> [The task]: Pictures stay out; everything else in the records below is copied exactly.

(Items from a figure collection)
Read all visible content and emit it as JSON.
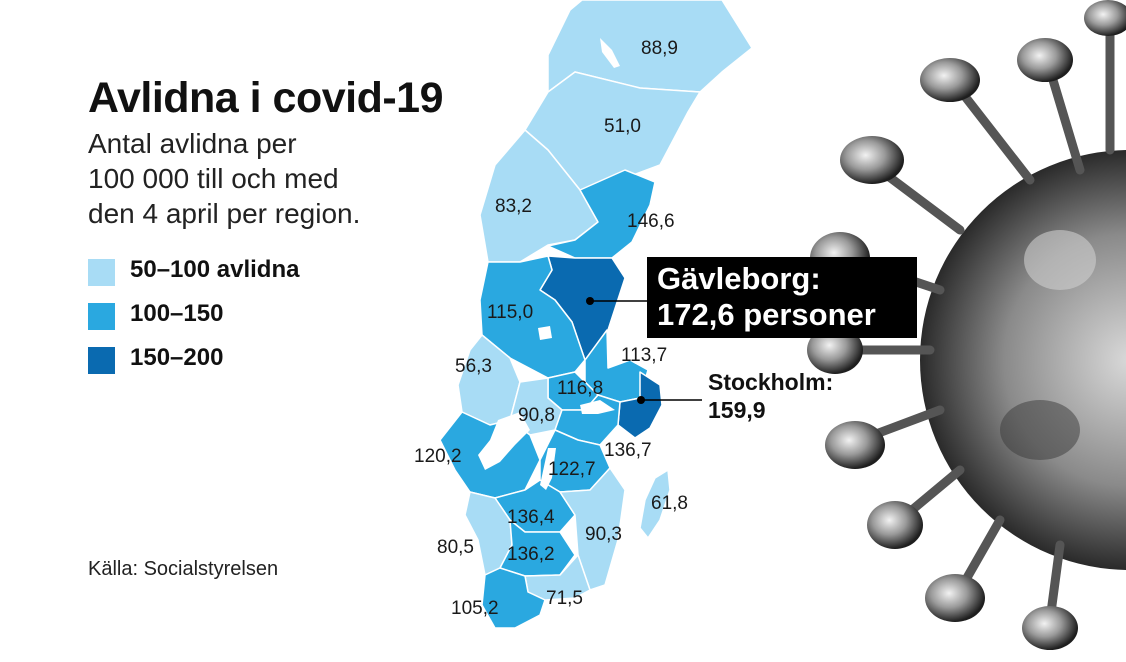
{
  "title": "Avlidna i covid-19",
  "subtitle_lines": [
    "Antal avlidna per",
    "100 000 till och med",
    "den 4 april per region."
  ],
  "legend": [
    {
      "label": "50–100 avlidna",
      "color": "#a8dcf5"
    },
    {
      "label": "100–150",
      "color": "#2aa8e0"
    },
    {
      "label": "150–200",
      "color": "#0a6ab0"
    }
  ],
  "source": "Källa: Socialstyrelsen",
  "regions": [
    {
      "name": "Norrbotten",
      "value": "88,9"
    },
    {
      "name": "Västerbotten",
      "value": "51,0"
    },
    {
      "name": "Jämtland",
      "value": "83,2"
    },
    {
      "name": "Västernorrland",
      "value": "146,6"
    },
    {
      "name": "Gävleborg",
      "value": "172,6"
    },
    {
      "name": "Dalarna",
      "value": "115,0"
    },
    {
      "name": "Uppsala",
      "value": "113,7"
    },
    {
      "name": "Värmland",
      "value": "56,3"
    },
    {
      "name": "Västmanland",
      "value": "116,8"
    },
    {
      "name": "Örebro",
      "value": "90,8"
    },
    {
      "name": "Stockholm",
      "value": "159,9"
    },
    {
      "name": "Södermanland",
      "value": "136,7"
    },
    {
      "name": "Västra Götaland",
      "value": "120,2"
    },
    {
      "name": "Östergötland",
      "value": "122,7"
    },
    {
      "name": "Jönköping",
      "value": "136,4"
    },
    {
      "name": "Gotland",
      "value": "61,8"
    },
    {
      "name": "Kalmar",
      "value": "90,3"
    },
    {
      "name": "Halland",
      "value": "80,5"
    },
    {
      "name": "Kronoberg",
      "value": "136,2"
    },
    {
      "name": "Skåne",
      "value": "105,2"
    },
    {
      "name": "Blekinge",
      "value": "71,5"
    }
  ],
  "callouts": {
    "gavleborg_line1": "Gävleborg:",
    "gavleborg_line2": "172,6 personer",
    "stockholm_line1": "Stockholm:",
    "stockholm_line2": "159,9"
  }
}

> [Exercise result]:
Read all visible content and emit it as JSON.
{
  "title": "Avlidna i covid-19",
  "subtitle_lines": [
    "Antal avlidna per",
    "100 000 till och med",
    "den 4 april per region."
  ],
  "legend": [
    {
      "label": "50–100 avlidna",
      "color": "#a8dcf5"
    },
    {
      "label": "100–150",
      "color": "#2aa8e0"
    },
    {
      "label": "150–200",
      "color": "#0a6ab0"
    }
  ],
  "source": "Källa: Socialstyrelsen",
  "regions": [
    {
      "name": "Norrbotten",
      "value": "88,9"
    },
    {
      "name": "Västerbotten",
      "value": "51,0"
    },
    {
      "name": "Jämtland",
      "value": "83,2"
    },
    {
      "name": "Västernorrland",
      "value": "146,6"
    },
    {
      "name": "Gävleborg",
      "value": "172,6"
    },
    {
      "name": "Dalarna",
      "value": "115,0"
    },
    {
      "name": "Uppsala",
      "value": "113,7"
    },
    {
      "name": "Värmland",
      "value": "56,3"
    },
    {
      "name": "Västmanland",
      "value": "116,8"
    },
    {
      "name": "Örebro",
      "value": "90,8"
    },
    {
      "name": "Stockholm",
      "value": "159,9"
    },
    {
      "name": "Södermanland",
      "value": "136,7"
    },
    {
      "name": "Västra Götaland",
      "value": "120,2"
    },
    {
      "name": "Östergötland",
      "value": "122,7"
    },
    {
      "name": "Jönköping",
      "value": "136,4"
    },
    {
      "name": "Gotland",
      "value": "61,8"
    },
    {
      "name": "Kalmar",
      "value": "90,3"
    },
    {
      "name": "Halland",
      "value": "80,5"
    },
    {
      "name": "Kronoberg",
      "value": "136,2"
    },
    {
      "name": "Skåne",
      "value": "105,2"
    },
    {
      "name": "Blekinge",
      "value": "71,5"
    }
  ],
  "callouts": {
    "gavleborg_line1": "Gävleborg:",
    "gavleborg_line2": "172,6 personer",
    "stockholm_line1": "Stockholm:",
    "stockholm_line2": "159,9"
  }
}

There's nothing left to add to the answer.